→ **Set task**:
Locate the lines of the listing below that hold "content", then copy each of them.
• • • • •
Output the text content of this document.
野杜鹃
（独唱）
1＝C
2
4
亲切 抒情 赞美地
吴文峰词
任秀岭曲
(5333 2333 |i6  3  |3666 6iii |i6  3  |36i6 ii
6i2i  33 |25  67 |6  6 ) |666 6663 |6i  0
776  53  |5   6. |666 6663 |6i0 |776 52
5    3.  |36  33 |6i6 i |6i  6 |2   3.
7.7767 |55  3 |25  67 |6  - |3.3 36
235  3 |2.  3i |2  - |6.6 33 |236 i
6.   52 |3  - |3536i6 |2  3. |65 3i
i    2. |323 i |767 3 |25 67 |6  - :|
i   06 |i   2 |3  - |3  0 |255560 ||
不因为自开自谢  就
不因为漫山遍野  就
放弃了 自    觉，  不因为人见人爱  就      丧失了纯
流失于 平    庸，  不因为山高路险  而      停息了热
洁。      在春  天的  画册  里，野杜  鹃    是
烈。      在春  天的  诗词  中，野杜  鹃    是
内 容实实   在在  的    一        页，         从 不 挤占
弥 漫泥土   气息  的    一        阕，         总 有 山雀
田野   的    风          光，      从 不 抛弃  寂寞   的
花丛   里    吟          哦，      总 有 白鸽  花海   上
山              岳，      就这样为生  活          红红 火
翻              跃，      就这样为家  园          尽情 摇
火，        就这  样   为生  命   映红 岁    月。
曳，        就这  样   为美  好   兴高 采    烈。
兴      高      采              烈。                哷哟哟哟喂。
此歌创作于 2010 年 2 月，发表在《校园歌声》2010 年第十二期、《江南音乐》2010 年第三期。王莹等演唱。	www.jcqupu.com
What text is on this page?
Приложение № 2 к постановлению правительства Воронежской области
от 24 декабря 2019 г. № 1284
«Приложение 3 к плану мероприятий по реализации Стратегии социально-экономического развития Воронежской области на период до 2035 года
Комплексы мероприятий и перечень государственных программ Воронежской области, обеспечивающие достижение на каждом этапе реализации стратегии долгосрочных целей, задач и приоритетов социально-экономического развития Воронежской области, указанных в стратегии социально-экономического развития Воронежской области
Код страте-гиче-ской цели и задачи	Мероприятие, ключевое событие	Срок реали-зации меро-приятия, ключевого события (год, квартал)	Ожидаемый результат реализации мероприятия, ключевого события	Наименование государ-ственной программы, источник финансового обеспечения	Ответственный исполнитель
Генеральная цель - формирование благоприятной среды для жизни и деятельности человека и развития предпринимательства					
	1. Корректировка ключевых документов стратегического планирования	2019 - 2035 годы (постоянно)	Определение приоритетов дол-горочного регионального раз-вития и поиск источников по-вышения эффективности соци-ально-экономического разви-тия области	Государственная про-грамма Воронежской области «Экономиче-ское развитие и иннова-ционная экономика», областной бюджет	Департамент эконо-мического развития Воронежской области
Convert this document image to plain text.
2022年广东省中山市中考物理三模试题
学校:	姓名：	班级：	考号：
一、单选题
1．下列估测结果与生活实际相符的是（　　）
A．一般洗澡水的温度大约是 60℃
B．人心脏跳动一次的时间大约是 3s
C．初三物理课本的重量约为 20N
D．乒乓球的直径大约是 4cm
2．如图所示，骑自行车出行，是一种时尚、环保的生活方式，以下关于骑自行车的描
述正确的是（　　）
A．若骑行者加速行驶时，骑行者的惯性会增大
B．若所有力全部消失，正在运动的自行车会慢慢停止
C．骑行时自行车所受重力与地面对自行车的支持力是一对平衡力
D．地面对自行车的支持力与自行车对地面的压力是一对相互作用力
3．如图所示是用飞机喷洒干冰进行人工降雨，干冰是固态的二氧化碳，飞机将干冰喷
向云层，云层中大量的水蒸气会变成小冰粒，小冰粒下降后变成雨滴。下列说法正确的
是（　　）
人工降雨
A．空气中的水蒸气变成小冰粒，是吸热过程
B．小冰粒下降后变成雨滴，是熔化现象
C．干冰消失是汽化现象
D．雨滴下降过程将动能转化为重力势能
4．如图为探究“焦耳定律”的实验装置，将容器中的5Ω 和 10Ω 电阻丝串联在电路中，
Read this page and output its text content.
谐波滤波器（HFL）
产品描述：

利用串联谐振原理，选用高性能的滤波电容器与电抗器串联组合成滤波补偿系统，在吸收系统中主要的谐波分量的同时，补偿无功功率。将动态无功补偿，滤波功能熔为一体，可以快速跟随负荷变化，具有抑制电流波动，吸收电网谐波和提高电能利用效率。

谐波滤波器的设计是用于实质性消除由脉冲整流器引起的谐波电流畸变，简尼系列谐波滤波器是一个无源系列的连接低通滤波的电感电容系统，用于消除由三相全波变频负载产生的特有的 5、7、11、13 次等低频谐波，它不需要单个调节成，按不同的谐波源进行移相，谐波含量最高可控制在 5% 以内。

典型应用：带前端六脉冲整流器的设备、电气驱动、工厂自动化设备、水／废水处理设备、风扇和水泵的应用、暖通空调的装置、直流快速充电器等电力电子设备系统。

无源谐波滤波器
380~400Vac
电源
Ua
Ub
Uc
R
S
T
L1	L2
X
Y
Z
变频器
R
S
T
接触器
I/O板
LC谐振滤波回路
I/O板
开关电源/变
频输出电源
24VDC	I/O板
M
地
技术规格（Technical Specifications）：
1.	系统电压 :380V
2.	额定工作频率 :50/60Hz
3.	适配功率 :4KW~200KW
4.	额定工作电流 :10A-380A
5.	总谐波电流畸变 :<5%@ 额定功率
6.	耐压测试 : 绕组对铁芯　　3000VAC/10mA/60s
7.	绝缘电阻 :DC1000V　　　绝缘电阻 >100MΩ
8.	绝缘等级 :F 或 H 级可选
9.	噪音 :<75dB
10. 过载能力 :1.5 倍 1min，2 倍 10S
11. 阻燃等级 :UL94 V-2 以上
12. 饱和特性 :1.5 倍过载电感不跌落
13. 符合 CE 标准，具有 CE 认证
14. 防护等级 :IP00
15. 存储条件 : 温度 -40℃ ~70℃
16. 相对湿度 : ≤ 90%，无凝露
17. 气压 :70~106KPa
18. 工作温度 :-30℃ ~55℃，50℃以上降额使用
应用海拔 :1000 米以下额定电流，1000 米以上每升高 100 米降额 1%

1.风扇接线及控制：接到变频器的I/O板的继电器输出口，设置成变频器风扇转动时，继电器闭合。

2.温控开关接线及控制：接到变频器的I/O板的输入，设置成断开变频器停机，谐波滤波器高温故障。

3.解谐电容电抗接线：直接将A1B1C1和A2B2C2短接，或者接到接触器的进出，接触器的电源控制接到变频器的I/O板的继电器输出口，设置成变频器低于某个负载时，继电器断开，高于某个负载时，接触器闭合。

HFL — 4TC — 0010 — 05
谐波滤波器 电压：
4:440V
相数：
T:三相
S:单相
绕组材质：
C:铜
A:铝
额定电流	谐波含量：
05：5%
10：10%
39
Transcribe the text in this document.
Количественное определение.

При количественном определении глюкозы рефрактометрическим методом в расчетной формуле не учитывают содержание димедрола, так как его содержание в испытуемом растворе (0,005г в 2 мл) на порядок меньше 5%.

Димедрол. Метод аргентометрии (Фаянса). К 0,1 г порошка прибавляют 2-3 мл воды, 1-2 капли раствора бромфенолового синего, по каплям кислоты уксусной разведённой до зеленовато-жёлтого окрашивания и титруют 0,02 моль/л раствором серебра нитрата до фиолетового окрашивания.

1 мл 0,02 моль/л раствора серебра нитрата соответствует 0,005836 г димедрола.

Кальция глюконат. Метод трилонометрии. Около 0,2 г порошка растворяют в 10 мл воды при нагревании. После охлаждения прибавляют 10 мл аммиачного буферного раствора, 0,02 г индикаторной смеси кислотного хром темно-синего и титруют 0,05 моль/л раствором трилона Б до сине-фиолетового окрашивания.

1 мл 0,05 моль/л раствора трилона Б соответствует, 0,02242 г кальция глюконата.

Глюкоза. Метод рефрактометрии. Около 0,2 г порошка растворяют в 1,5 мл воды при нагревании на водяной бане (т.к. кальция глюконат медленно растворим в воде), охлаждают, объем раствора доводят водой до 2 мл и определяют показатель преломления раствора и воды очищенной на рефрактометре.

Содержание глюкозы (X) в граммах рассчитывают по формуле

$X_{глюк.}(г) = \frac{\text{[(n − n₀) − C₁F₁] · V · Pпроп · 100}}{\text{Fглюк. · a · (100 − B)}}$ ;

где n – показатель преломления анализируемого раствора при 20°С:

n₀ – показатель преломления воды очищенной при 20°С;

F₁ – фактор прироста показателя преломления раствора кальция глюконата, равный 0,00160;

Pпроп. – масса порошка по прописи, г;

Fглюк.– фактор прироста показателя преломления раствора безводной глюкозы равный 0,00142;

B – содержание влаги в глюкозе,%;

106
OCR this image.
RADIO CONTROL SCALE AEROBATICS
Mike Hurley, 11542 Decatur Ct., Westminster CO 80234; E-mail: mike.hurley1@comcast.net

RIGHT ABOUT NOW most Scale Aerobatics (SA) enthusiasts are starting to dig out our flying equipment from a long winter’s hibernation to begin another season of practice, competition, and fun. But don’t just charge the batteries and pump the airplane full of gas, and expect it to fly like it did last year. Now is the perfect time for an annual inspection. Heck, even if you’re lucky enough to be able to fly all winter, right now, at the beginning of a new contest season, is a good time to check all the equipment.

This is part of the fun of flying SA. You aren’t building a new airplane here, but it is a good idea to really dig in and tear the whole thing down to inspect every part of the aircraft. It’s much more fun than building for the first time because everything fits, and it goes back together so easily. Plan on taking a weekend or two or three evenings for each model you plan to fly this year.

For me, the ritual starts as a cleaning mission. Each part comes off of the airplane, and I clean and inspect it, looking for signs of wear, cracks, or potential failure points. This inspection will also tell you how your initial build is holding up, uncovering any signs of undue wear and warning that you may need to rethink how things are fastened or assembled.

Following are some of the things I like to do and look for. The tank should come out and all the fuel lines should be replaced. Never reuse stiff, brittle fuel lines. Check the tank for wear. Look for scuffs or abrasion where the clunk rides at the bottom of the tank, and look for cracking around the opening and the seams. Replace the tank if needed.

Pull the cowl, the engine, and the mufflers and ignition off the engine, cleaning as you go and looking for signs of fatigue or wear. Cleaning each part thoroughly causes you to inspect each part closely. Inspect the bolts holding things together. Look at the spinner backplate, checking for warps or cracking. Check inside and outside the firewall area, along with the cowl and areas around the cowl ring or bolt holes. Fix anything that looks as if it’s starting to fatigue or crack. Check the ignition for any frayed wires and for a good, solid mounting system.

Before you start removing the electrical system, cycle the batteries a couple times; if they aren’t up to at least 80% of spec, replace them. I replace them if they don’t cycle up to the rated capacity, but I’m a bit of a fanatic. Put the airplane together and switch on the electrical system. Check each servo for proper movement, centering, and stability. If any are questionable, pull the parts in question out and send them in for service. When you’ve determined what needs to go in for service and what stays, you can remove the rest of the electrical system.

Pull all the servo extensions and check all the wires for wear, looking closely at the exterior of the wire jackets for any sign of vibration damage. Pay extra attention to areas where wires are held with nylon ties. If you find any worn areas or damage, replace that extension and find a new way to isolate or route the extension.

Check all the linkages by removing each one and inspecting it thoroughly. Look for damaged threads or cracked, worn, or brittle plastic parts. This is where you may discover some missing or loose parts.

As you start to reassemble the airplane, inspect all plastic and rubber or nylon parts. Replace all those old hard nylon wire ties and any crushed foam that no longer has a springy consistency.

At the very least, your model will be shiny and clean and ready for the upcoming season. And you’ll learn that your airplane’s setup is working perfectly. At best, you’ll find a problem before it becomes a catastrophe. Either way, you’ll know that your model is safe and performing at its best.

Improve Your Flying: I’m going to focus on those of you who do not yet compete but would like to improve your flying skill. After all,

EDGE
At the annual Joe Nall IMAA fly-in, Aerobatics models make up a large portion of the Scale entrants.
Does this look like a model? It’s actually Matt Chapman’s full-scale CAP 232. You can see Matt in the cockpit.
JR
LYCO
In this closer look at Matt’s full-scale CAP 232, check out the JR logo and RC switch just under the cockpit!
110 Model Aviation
• • • • •
→ **Exercise response**:
Output the text content of this document.
Read this page and output its text content.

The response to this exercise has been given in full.